Exercise objective
In the records below, work out how many lines hold the word "电脑操作系统". Report the number alone.

Data excerpts
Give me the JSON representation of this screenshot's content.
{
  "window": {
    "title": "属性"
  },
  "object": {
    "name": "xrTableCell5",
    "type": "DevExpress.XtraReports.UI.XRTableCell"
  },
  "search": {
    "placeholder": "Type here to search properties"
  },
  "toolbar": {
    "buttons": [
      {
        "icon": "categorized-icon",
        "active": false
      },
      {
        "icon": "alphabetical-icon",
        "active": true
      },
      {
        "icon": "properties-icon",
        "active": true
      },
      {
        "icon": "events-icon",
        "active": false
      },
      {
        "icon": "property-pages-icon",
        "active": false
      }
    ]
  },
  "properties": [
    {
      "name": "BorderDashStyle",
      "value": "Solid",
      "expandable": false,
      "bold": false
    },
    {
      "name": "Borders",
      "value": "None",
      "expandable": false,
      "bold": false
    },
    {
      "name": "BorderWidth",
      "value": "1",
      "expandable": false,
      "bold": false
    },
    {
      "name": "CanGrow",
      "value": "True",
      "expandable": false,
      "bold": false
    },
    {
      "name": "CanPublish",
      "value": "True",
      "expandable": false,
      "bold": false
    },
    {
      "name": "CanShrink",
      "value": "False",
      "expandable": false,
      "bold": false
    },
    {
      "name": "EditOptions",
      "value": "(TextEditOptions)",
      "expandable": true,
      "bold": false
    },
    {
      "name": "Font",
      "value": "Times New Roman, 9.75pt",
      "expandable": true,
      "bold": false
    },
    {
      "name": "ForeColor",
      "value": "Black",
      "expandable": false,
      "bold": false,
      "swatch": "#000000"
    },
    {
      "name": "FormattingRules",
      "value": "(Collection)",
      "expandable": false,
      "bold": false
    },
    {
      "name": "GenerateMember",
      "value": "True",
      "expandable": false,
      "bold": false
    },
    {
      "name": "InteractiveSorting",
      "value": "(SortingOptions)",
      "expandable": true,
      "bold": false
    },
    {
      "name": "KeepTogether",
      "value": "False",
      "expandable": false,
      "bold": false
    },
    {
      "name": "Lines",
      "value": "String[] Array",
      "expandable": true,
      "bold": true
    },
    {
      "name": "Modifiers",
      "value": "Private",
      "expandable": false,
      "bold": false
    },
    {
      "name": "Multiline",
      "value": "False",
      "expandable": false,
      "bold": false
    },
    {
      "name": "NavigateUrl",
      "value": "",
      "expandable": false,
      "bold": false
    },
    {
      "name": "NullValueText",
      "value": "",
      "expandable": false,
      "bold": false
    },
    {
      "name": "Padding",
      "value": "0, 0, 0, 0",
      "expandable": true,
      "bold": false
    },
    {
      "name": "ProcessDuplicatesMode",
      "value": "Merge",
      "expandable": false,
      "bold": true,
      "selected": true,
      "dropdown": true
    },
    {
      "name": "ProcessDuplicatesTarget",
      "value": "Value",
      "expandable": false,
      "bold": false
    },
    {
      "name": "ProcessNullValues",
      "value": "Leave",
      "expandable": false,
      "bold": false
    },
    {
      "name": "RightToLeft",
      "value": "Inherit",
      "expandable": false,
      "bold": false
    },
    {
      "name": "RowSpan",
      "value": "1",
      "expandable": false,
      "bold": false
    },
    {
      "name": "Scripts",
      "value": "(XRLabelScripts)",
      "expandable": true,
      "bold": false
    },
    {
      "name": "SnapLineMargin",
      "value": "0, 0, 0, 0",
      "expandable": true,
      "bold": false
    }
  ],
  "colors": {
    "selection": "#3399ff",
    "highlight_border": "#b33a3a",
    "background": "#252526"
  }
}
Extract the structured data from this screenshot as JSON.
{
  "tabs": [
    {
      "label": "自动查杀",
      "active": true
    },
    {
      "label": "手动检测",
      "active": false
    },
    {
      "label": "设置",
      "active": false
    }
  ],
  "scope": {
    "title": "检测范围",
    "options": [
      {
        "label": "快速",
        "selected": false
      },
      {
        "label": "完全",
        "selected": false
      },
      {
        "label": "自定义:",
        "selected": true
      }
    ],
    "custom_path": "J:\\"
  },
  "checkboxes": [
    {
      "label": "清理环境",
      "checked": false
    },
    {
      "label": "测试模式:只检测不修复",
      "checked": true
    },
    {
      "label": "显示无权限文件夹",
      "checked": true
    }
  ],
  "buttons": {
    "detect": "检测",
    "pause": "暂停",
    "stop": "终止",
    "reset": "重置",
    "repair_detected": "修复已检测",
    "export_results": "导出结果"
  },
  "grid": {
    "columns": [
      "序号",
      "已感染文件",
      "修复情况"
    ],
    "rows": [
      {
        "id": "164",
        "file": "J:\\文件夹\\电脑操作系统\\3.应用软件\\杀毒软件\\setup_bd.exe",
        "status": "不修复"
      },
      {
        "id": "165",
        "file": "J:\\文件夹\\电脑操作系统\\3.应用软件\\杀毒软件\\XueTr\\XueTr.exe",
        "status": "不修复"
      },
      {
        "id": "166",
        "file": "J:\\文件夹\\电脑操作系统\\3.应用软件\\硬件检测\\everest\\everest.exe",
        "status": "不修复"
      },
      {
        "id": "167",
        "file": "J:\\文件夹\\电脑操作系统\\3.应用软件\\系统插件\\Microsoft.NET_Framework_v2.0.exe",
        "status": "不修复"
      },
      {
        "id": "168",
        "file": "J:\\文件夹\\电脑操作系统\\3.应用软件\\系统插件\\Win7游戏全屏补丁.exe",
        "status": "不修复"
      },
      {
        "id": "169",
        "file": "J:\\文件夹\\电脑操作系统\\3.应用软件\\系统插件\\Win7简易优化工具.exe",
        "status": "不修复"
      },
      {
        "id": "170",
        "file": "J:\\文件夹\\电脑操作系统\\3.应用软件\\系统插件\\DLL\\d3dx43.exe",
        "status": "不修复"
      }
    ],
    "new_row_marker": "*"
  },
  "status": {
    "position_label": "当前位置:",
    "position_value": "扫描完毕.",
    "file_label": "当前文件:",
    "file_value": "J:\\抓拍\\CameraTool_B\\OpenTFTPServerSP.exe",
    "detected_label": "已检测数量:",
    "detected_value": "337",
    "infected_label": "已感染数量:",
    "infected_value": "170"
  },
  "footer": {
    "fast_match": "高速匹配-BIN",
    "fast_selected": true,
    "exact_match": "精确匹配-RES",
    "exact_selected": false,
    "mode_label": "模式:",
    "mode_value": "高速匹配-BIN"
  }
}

Task result
7